**What you should do**:
Each line of the material must be returned exactly.

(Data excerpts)

** BEGIN **

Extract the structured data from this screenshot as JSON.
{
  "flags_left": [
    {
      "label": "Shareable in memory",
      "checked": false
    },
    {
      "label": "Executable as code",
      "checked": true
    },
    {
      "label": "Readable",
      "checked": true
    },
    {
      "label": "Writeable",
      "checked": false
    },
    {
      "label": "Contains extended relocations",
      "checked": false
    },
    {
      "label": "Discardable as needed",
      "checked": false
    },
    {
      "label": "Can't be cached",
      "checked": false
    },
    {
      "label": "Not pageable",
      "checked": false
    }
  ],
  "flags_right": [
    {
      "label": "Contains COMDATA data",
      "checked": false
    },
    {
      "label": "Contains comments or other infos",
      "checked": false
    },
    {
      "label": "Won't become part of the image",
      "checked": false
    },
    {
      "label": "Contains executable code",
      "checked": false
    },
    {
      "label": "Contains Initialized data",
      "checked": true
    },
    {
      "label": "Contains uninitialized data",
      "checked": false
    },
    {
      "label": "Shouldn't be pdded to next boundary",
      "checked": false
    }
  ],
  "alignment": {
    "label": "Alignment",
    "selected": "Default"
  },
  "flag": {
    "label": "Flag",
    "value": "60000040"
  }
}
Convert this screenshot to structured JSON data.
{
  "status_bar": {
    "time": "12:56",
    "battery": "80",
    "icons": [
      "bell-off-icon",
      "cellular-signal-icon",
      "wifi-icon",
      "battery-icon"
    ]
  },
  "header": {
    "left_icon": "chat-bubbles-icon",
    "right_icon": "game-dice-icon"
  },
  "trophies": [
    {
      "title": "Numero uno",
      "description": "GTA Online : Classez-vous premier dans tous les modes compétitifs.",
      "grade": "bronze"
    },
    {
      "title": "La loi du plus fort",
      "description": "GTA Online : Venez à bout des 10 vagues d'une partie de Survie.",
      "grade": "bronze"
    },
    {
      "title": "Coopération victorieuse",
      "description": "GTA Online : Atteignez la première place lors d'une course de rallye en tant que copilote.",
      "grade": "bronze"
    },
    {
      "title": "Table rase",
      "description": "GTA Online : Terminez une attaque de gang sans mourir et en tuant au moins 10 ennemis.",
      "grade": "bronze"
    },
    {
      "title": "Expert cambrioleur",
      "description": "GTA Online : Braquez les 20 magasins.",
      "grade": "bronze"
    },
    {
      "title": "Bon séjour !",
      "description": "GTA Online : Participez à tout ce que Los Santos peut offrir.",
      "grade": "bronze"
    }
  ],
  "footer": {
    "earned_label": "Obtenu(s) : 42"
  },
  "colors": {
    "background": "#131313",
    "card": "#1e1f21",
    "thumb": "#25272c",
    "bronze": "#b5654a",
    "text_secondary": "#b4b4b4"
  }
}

** END **

**Solution**:
Extract the structured data from this screenshot as JSON.
{
  "flags_left": [
    {
      "label": "Shareable in memory",
      "checked": false
    },
    {
      "label": "Executable as code",
      "checked": true
    },
    {
      "label": "Readable",
      "checked": true
    },
    {
      "label": "Writeable",
      "checked": false
    },
    {
      "label": "Contains extended relocations",
      "checked": false
    },
    {
      "label": "Discardable as needed",
      "checked": false
    },
    {
      "label": "Can't be cached",
      "checked": false
    },
    {
      "label": "Not pageable",
      "checked": false
    }
  ],
  "flags_right": [
    {
      "label": "Contains COMDATA data",
      "checked": false
    },
    {
      "label": "Contains comments or other infos",
      "checked": false
    },
    {
      "label": "Won't become part of the image",
      "checked": false
    },
    {
      "label": "Contains executable code",
      "checked": false
    },
    {
      "label": "Contains Initialized data",
      "checked": true
    },
    {
      "label": "Contains uninitialized data",
      "checked": false
    },
    {
      "label": "Shouldn't be pdded to next boundary",
      "checked": false
    }
  ],
  "alignment": {
    "label": "Alignment",
    "selected": "Default"
  },
  "flag": {
    "label": "Flag",
    "value": "60000040"
  }
}
Convert this screenshot to structured JSON data.
{
  "status_bar": {
    "time": "12:56",
    "battery": "80",
    "icons": [
      "bell-off-icon",
      "cellular-signal-icon",
      "wifi-icon",
      "battery-icon"
    ]
  },
  "header": {
    "left_icon": "chat-bubbles-icon",
    "right_icon": "game-dice-icon"
  },
  "trophies": [
    {
      "title": "Numero uno",
      "description": "GTA Online : Classez-vous premier dans tous les modes compétitifs.",
      "grade": "bronze"
    },
    {
      "title": "La loi du plus fort",
      "description": "GTA Online : Venez à bout des 10 vagues d'une partie de Survie.",
      "grade": "bronze"
    },
    {
      "title": "Coopération victorieuse",
      "description": "GTA Online : Atteignez la première place lors d'une course de rallye en tant que copilote.",
      "grade": "bronze"
    },
    {
      "title": "Table rase",
      "description": "GTA Online : Terminez une attaque de gang sans mourir et en tuant au moins 10 ennemis.",
      "grade": "bronze"
    },
    {
      "title": "Expert cambrioleur",
      "description": "GTA Online : Braquez les 20 magasins.",
      "grade": "bronze"
    },
    {
      "title": "Bon séjour !",
      "description": "GTA Online : Participez à tout ce que Los Santos peut offrir.",
      "grade": "bronze"
    }
  ],
  "footer": {
    "earned_label": "Obtenu(s) : 42"
  },
  "colors": {
    "background": "#131313",
    "card": "#1e1f21",
    "thumb": "#25272c",
    "bronze": "#b5654a",
    "text_secondary": "#b4b4b4"
  }
}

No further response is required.